>> START Extracted records
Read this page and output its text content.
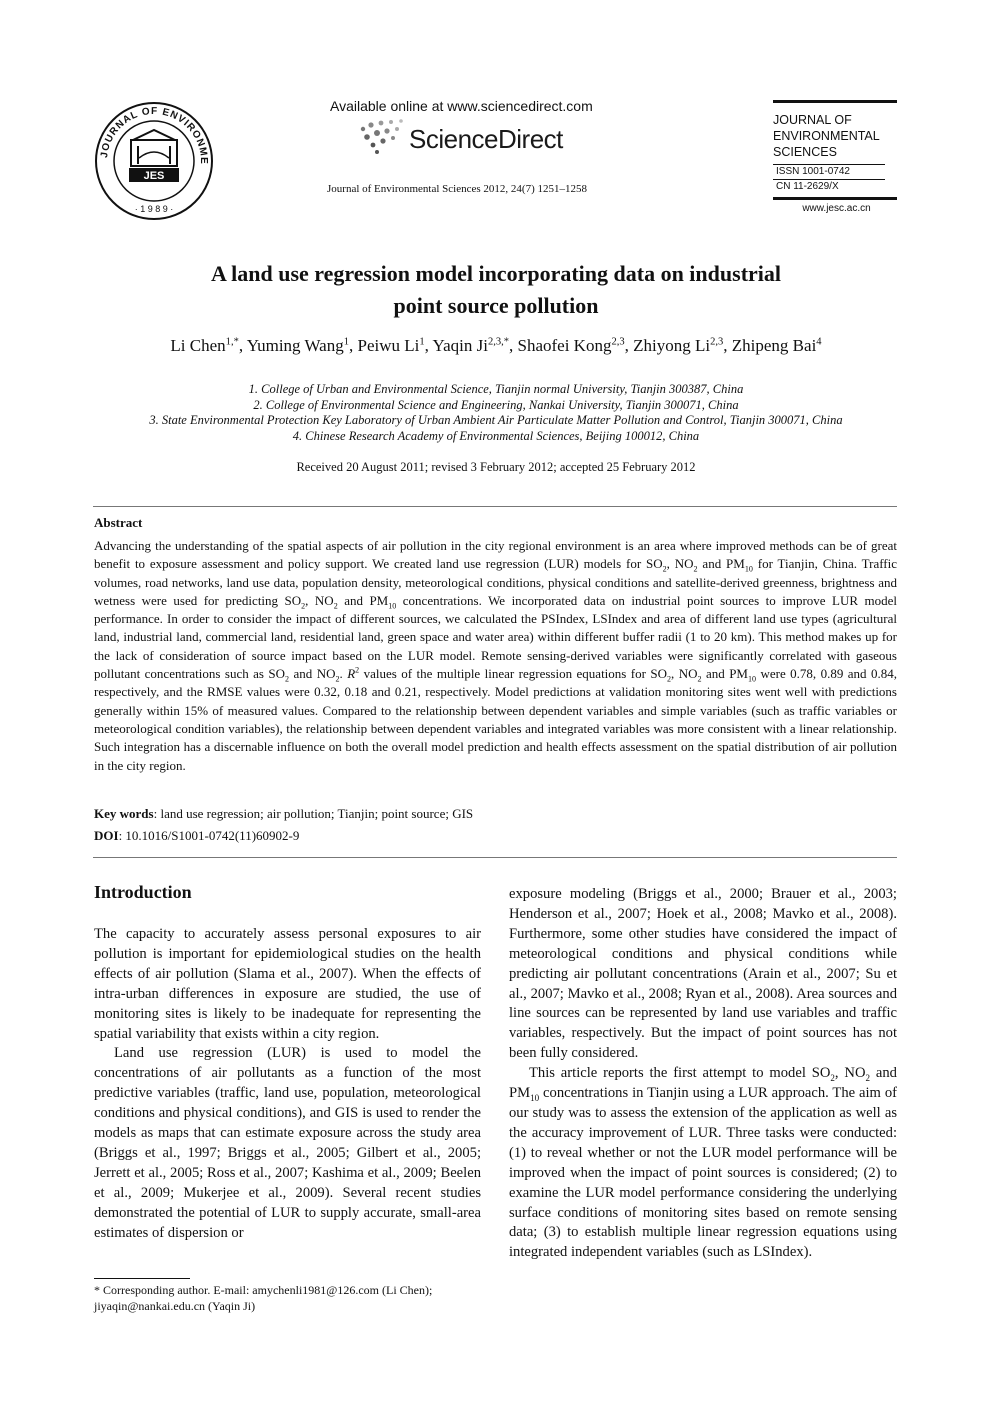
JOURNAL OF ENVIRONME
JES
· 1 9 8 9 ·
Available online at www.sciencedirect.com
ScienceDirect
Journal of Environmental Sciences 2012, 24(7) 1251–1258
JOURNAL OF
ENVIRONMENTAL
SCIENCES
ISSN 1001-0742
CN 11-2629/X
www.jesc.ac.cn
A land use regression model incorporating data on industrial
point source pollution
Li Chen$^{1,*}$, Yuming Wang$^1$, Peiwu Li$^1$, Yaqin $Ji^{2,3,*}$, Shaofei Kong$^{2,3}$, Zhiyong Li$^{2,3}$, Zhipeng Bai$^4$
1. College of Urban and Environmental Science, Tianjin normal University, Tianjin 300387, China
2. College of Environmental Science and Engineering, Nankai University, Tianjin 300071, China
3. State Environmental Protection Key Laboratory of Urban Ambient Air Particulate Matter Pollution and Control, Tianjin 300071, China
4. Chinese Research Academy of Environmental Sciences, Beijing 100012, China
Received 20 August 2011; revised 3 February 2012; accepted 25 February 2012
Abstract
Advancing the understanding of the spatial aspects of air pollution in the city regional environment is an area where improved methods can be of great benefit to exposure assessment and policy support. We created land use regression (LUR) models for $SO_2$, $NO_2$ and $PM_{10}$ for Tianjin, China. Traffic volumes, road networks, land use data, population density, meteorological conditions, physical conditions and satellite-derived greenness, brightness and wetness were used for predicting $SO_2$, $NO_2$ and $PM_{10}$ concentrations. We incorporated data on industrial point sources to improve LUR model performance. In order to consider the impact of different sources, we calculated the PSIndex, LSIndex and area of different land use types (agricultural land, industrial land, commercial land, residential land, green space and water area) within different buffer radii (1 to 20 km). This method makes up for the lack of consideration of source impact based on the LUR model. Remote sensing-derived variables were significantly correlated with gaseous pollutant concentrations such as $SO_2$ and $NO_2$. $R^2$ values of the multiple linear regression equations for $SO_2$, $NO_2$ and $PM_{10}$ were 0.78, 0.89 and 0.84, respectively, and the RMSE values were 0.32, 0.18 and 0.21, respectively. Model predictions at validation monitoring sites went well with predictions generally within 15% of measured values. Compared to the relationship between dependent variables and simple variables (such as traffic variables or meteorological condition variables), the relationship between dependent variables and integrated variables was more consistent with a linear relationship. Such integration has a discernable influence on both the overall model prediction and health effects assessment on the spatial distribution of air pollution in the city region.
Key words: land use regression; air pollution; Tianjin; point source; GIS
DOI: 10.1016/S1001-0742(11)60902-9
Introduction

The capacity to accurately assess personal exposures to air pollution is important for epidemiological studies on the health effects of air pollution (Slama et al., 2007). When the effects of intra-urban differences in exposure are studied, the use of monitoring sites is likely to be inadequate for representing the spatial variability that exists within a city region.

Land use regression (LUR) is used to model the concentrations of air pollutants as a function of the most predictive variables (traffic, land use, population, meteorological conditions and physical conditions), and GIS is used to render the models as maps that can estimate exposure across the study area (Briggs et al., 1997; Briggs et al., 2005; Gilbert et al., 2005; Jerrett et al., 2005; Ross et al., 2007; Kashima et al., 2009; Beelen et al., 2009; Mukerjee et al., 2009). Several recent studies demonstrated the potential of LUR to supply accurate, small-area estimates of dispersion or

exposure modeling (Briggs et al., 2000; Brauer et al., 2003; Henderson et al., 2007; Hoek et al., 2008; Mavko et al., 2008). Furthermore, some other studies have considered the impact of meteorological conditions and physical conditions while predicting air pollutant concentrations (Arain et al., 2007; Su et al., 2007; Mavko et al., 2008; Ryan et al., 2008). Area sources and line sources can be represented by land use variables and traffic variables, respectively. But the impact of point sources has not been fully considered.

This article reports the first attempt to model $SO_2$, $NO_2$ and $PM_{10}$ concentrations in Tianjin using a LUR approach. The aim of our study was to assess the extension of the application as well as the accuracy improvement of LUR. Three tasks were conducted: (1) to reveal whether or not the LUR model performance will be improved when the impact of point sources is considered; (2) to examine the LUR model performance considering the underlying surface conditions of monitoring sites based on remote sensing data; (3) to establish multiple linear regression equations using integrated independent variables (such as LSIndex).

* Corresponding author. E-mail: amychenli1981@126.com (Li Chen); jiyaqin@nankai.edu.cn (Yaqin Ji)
>> END Extracted records
◆ **Goal of the exercise**: Scan the records above for the string "University", then report every line that contains it.

◆ **Solution below**:
1. College of Urban and Environmental Science, Tianjin normal University, Tianjin 300387, China
2. College of Environmental Science and Engineering, Nankai University, Tianjin 300071, China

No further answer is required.